Recorded data

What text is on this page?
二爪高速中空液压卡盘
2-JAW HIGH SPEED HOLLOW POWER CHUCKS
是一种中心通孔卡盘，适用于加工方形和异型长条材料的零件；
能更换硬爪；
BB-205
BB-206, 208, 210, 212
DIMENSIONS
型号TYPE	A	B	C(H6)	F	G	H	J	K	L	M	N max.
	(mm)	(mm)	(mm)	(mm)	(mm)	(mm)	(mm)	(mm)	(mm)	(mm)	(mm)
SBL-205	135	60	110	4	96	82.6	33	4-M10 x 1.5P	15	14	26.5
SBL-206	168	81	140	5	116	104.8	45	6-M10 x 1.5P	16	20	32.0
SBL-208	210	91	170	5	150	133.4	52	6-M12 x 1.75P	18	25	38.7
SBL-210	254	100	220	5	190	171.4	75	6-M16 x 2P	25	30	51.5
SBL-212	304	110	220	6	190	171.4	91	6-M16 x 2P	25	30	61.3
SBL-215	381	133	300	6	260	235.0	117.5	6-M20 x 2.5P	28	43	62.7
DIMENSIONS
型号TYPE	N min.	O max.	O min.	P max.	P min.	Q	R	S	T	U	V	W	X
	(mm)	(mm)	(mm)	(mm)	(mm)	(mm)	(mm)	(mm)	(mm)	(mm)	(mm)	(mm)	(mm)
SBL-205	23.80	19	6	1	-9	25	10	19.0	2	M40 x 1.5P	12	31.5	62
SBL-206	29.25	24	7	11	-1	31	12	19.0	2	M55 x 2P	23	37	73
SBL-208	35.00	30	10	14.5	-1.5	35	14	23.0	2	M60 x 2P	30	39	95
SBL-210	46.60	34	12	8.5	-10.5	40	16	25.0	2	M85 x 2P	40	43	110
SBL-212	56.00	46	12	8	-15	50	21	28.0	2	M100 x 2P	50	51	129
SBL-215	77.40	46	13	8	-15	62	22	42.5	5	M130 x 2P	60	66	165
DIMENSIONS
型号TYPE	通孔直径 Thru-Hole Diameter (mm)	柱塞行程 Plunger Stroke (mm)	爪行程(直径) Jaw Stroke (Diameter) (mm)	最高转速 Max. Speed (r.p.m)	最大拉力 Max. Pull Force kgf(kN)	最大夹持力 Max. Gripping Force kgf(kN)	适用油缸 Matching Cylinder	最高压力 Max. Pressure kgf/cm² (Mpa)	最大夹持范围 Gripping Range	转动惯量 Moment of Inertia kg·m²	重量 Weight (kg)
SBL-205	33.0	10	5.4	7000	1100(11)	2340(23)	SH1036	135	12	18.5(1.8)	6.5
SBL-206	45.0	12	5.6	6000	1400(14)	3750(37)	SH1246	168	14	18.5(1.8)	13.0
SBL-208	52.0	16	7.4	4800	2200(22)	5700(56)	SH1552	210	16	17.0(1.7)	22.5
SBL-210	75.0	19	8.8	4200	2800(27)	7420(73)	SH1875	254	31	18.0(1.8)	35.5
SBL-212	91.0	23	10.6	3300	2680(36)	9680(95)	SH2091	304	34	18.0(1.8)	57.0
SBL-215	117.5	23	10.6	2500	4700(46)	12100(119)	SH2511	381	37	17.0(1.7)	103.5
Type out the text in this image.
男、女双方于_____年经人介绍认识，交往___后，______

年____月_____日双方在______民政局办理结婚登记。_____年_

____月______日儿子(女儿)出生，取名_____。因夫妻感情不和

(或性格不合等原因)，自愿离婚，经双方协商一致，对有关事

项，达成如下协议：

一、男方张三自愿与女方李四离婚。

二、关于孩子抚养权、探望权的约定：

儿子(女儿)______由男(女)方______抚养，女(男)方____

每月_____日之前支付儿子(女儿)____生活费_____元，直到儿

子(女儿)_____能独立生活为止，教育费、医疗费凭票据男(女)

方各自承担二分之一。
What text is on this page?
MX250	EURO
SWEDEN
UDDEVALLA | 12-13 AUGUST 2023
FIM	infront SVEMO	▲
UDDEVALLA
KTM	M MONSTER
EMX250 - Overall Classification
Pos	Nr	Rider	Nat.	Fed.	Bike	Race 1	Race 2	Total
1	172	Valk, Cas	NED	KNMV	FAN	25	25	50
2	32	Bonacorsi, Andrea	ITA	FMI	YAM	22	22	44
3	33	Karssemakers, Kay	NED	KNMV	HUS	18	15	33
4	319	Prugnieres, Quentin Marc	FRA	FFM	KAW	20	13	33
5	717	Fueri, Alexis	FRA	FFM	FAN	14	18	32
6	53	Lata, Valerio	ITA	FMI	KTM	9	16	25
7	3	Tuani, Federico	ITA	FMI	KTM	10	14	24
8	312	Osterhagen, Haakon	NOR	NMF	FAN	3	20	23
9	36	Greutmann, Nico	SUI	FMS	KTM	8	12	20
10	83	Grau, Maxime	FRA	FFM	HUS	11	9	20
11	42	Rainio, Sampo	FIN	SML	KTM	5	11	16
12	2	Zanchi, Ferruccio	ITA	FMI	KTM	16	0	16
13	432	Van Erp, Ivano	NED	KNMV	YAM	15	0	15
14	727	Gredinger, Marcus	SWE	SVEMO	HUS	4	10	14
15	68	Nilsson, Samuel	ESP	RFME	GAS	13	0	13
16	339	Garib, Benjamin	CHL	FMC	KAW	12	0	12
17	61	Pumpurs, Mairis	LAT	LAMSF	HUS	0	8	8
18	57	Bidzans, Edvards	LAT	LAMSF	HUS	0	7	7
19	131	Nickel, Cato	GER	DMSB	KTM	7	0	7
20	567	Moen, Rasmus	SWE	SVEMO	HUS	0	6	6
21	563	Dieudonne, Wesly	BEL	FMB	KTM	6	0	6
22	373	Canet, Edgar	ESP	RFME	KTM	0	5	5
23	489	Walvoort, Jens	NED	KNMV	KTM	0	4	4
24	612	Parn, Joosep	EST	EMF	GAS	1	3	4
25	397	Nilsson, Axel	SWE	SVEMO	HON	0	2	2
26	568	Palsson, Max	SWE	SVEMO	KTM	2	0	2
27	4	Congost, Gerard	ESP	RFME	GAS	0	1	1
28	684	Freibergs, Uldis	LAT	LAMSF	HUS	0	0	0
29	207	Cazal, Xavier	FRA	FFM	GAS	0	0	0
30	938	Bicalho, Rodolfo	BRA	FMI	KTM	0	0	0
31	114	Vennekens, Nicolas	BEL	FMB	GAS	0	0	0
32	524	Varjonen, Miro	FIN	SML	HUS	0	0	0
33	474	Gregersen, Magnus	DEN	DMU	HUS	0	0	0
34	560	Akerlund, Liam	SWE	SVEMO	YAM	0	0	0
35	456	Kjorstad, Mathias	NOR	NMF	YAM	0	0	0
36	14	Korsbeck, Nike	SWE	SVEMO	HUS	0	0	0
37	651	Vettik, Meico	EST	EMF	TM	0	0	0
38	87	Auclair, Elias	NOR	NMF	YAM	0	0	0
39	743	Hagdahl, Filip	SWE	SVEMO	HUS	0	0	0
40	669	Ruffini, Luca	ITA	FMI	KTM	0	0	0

Objective: Quote each line of the listing above exactly.

Solution to this problem:
What text is on this page?
二爪高速中空液压卡盘
2-JAW HIGH SPEED HOLLOW POWER CHUCKS
是一种中心通孔卡盘，适用于加工方形和异型长条材料的零件；
能更换硬爪；
BB-205
BB-206, 208, 210, 212
DIMENSIONS
型号TYPE	A	B	C(H6)	F	G	H	J	K	L	M	N max.
	(mm)	(mm)	(mm)	(mm)	(mm)	(mm)	(mm)	(mm)	(mm)	(mm)	(mm)
SBL-205	135	60	110	4	96	82.6	33	4-M10 x 1.5P	15	14	26.5
SBL-206	168	81	140	5	116	104.8	45	6-M10 x 1.5P	16	20	32.0
SBL-208	210	91	170	5	150	133.4	52	6-M12 x 1.75P	18	25	38.7
SBL-210	254	100	220	5	190	171.4	75	6-M16 x 2P	25	30	51.5
SBL-212	304	110	220	6	190	171.4	91	6-M16 x 2P	25	30	61.3
SBL-215	381	133	300	6	260	235.0	117.5	6-M20 x 2.5P	28	43	62.7
DIMENSIONS
型号TYPE	N min.	O max.	O min.	P max.	P min.	Q	R	S	T	U	V	W	X
	(mm)	(mm)	(mm)	(mm)	(mm)	(mm)	(mm)	(mm)	(mm)	(mm)	(mm)	(mm)	(mm)
SBL-205	23.80	19	6	1	-9	25	10	19.0	2	M40 x 1.5P	12	31.5	62
SBL-206	29.25	24	7	11	-1	31	12	19.0	2	M55 x 2P	23	37	73
SBL-208	35.00	30	10	14.5	-1.5	35	14	23.0	2	M60 x 2P	30	39	95
SBL-210	46.60	34	12	8.5	-10.5	40	16	25.0	2	M85 x 2P	40	43	110
SBL-212	56.00	46	12	8	-15	50	21	28.0	2	M100 x 2P	50	51	129
SBL-215	77.40	46	13	8	-15	62	22	42.5	5	M130 x 2P	60	66	165
DIMENSIONS
型号TYPE	通孔直径 Thru-Hole Diameter (mm)	柱塞行程 Plunger Stroke (mm)	爪行程(直径) Jaw Stroke (Diameter) (mm)	最高转速 Max. Speed (r.p.m)	最大拉力 Max. Pull Force kgf(kN)	最大夹持力 Max. Gripping Force kgf(kN)	适用油缸 Matching Cylinder	最高压力 Max. Pressure kgf/cm² (Mpa)	最大夹持范围 Gripping Range	转动惯量 Moment of Inertia kg·m²	重量 Weight (kg)
SBL-205	33.0	10	5.4	7000	1100(11)	2340(23)	SH1036	135	12	18.5(1.8)	6.5
SBL-206	45.0	12	5.6	6000	1400(14)	3750(37)	SH1246	168	14	18.5(1.8)	13.0
SBL-208	52.0	16	7.4	4800	2200(22)	5700(56)	SH1552	210	16	17.0(1.7)	22.5
SBL-210	75.0	19	8.8	4200	2800(27)	7420(73)	SH1875	254	31	18.0(1.8)	35.5
SBL-212	91.0	23	10.6	3300	2680(36)	9680(95)	SH2091	304	34	18.0(1.8)	57.0
SBL-215	117.5	23	10.6	2500	4700(46)	12100(119)	SH2511	381	37	17.0(1.7)	103.5
Type out the text in this image.
男、女双方于_____年经人介绍认识，交往___后，______

年____月_____日双方在______民政局办理结婚登记。_____年_

____月______日儿子(女儿)出生，取名_____。因夫妻感情不和

(或性格不合等原因)，自愿离婚，经双方协商一致，对有关事

项，达成如下协议：

一、男方张三自愿与女方李四离婚。

二、关于孩子抚养权、探望权的约定：

儿子(女儿)______由男(女)方______抚养，女(男)方____

每月_____日之前支付儿子(女儿)____生活费_____元，直到儿

子(女儿)_____能独立生活为止，教育费、医疗费凭票据男(女)

方各自承担二分之一。
What text is on this page?
MX250	EURO
SWEDEN
UDDEVALLA | 12-13 AUGUST 2023
FIM	infront SVEMO	▲
UDDEVALLA
KTM	M MONSTER
EMX250 - Overall Classification
Pos	Nr	Rider	Nat.	Fed.	Bike	Race 1	Race 2	Total
1	172	Valk, Cas	NED	KNMV	FAN	25	25	50
2	32	Bonacorsi, Andrea	ITA	FMI	YAM	22	22	44
3	33	Karssemakers, Kay	NED	KNMV	HUS	18	15	33
4	319	Prugnieres, Quentin Marc	FRA	FFM	KAW	20	13	33
5	717	Fueri, Alexis	FRA	FFM	FAN	14	18	32
6	53	Lata, Valerio	ITA	FMI	KTM	9	16	25
7	3	Tuani, Federico	ITA	FMI	KTM	10	14	24
8	312	Osterhagen, Haakon	NOR	NMF	FAN	3	20	23
9	36	Greutmann, Nico	SUI	FMS	KTM	8	12	20
10	83	Grau, Maxime	FRA	FFM	HUS	11	9	20
11	42	Rainio, Sampo	FIN	SML	KTM	5	11	16
12	2	Zanchi, Ferruccio	ITA	FMI	KTM	16	0	16
13	432	Van Erp, Ivano	NED	KNMV	YAM	15	0	15
14	727	Gredinger, Marcus	SWE	SVEMO	HUS	4	10	14
15	68	Nilsson, Samuel	ESP	RFME	GAS	13	0	13
16	339	Garib, Benjamin	CHL	FMC	KAW	12	0	12
17	61	Pumpurs, Mairis	LAT	LAMSF	HUS	0	8	8
18	57	Bidzans, Edvards	LAT	LAMSF	HUS	0	7	7
19	131	Nickel, Cato	GER	DMSB	KTM	7	0	7
20	567	Moen, Rasmus	SWE	SVEMO	HUS	0	6	6
21	563	Dieudonne, Wesly	BEL	FMB	KTM	6	0	6
22	373	Canet, Edgar	ESP	RFME	KTM	0	5	5
23	489	Walvoort, Jens	NED	KNMV	KTM	0	4	4
24	612	Parn, Joosep	EST	EMF	GAS	1	3	4
25	397	Nilsson, Axel	SWE	SVEMO	HON	0	2	2
26	568	Palsson, Max	SWE	SVEMO	KTM	2	0	2
27	4	Congost, Gerard	ESP	RFME	GAS	0	1	1
28	684	Freibergs, Uldis	LAT	LAMSF	HUS	0	0	0
29	207	Cazal, Xavier	FRA	FFM	GAS	0	0	0
30	938	Bicalho, Rodolfo	BRA	FMI	KTM	0	0	0
31	114	Vennekens, Nicolas	BEL	FMB	GAS	0	0	0
32	524	Varjonen, Miro	FIN	SML	HUS	0	0	0
33	474	Gregersen, Magnus	DEN	DMU	HUS	0	0	0
34	560	Akerlund, Liam	SWE	SVEMO	YAM	0	0	0
35	456	Kjorstad, Mathias	NOR	NMF	YAM	0	0	0
36	14	Korsbeck, Nike	SWE	SVEMO	HUS	0	0	0
37	651	Vettik, Meico	EST	EMF	TM	0	0	0
38	87	Auclair, Elias	NOR	NMF	YAM	0	0	0
39	743	Hagdahl, Filip	SWE	SVEMO	HUS	0	0	0
40	669	Ruffini, Luca	ITA	FMI	KTM	0	0	0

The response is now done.